◆ What to work on
Write out every line of the material exactly as it appears.

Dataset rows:
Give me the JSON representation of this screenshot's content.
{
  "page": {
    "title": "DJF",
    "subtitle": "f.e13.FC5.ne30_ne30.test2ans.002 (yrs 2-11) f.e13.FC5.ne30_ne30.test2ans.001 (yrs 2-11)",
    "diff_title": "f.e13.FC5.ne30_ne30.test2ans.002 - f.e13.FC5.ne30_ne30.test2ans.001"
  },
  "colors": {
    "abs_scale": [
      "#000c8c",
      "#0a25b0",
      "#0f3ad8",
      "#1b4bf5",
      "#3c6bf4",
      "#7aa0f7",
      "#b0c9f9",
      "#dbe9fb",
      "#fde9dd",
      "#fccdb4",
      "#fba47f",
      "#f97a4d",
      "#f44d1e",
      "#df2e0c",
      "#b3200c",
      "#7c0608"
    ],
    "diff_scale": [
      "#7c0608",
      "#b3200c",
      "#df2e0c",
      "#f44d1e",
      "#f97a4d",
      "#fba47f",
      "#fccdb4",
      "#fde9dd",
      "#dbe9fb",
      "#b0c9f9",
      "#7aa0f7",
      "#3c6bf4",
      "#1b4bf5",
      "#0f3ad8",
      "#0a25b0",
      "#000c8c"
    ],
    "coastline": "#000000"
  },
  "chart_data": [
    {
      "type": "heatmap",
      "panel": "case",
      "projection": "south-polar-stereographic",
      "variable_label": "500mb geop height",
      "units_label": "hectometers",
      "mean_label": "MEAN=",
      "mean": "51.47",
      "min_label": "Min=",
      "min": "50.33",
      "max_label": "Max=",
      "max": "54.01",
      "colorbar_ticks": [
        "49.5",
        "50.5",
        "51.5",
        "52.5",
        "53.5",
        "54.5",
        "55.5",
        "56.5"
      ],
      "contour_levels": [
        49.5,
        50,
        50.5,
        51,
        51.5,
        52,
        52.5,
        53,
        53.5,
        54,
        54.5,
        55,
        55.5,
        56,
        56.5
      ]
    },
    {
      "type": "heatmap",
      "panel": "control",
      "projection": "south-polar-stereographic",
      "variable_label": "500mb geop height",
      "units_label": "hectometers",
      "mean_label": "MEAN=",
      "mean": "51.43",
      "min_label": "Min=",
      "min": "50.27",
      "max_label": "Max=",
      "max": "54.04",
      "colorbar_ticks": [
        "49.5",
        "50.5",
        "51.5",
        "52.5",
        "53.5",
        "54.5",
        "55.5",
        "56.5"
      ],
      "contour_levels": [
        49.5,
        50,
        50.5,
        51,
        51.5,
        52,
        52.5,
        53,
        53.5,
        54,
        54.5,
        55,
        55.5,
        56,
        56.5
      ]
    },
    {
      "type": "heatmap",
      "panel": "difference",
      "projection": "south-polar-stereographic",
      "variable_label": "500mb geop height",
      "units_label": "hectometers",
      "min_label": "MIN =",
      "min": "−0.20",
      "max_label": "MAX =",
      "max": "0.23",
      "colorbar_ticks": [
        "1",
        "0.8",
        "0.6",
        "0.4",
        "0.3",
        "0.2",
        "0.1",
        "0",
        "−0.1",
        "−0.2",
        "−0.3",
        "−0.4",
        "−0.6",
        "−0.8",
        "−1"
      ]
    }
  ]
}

◆ Task output
Give me the JSON representation of this screenshot's content.
{
  "page": {
    "title": "DJF",
    "subtitle": "f.e13.FC5.ne30_ne30.test2ans.002 (yrs 2-11) f.e13.FC5.ne30_ne30.test2ans.001 (yrs 2-11)",
    "diff_title": "f.e13.FC5.ne30_ne30.test2ans.002 - f.e13.FC5.ne30_ne30.test2ans.001"
  },
  "colors": {
    "abs_scale": [
      "#000c8c",
      "#0a25b0",
      "#0f3ad8",
      "#1b4bf5",
      "#3c6bf4",
      "#7aa0f7",
      "#b0c9f9",
      "#dbe9fb",
      "#fde9dd",
      "#fccdb4",
      "#fba47f",
      "#f97a4d",
      "#f44d1e",
      "#df2e0c",
      "#b3200c",
      "#7c0608"
    ],
    "diff_scale": [
      "#7c0608",
      "#b3200c",
      "#df2e0c",
      "#f44d1e",
      "#f97a4d",
      "#fba47f",
      "#fccdb4",
      "#fde9dd",
      "#dbe9fb",
      "#b0c9f9",
      "#7aa0f7",
      "#3c6bf4",
      "#1b4bf5",
      "#0f3ad8",
      "#0a25b0",
      "#000c8c"
    ],
    "coastline": "#000000"
  },
  "chart_data": [
    {
      "type": "heatmap",
      "panel": "case",
      "projection": "south-polar-stereographic",
      "variable_label": "500mb geop height",
      "units_label": "hectometers",
      "mean_label": "MEAN=",
      "mean": "51.47",
      "min_label": "Min=",
      "min": "50.33",
      "max_label": "Max=",
      "max": "54.01",
      "colorbar_ticks": [
        "49.5",
        "50.5",
        "51.5",
        "52.5",
        "53.5",
        "54.5",
        "55.5",
        "56.5"
      ],
      "contour_levels": [
        49.5,
        50,
        50.5,
        51,
        51.5,
        52,
        52.5,
        53,
        53.5,
        54,
        54.5,
        55,
        55.5,
        56,
        56.5
      ]
    },
    {
      "type": "heatmap",
      "panel": "control",
      "projection": "south-polar-stereographic",
      "variable_label": "500mb geop height",
      "units_label": "hectometers",
      "mean_label": "MEAN=",
      "mean": "51.43",
      "min_label": "Min=",
      "min": "50.27",
      "max_label": "Max=",
      "max": "54.04",
      "colorbar_ticks": [
        "49.5",
        "50.5",
        "51.5",
        "52.5",
        "53.5",
        "54.5",
        "55.5",
        "56.5"
      ],
      "contour_levels": [
        49.5,
        50,
        50.5,
        51,
        51.5,
        52,
        52.5,
        53,
        53.5,
        54,
        54.5,
        55,
        55.5,
        56,
        56.5
      ]
    },
    {
      "type": "heatmap",
      "panel": "difference",
      "projection": "south-polar-stereographic",
      "variable_label": "500mb geop height",
      "units_label": "hectometers",
      "min_label": "MIN =",
      "min": "−0.20",
      "max_label": "MAX =",
      "max": "0.23",
      "colorbar_ticks": [
        "1",
        "0.8",
        "0.6",
        "0.4",
        "0.3",
        "0.2",
        "0.1",
        "0",
        "−0.1",
        "−0.2",
        "−0.3",
        "−0.4",
        "−0.6",
        "−0.8",
        "−1"
      ]
    }
  ]
}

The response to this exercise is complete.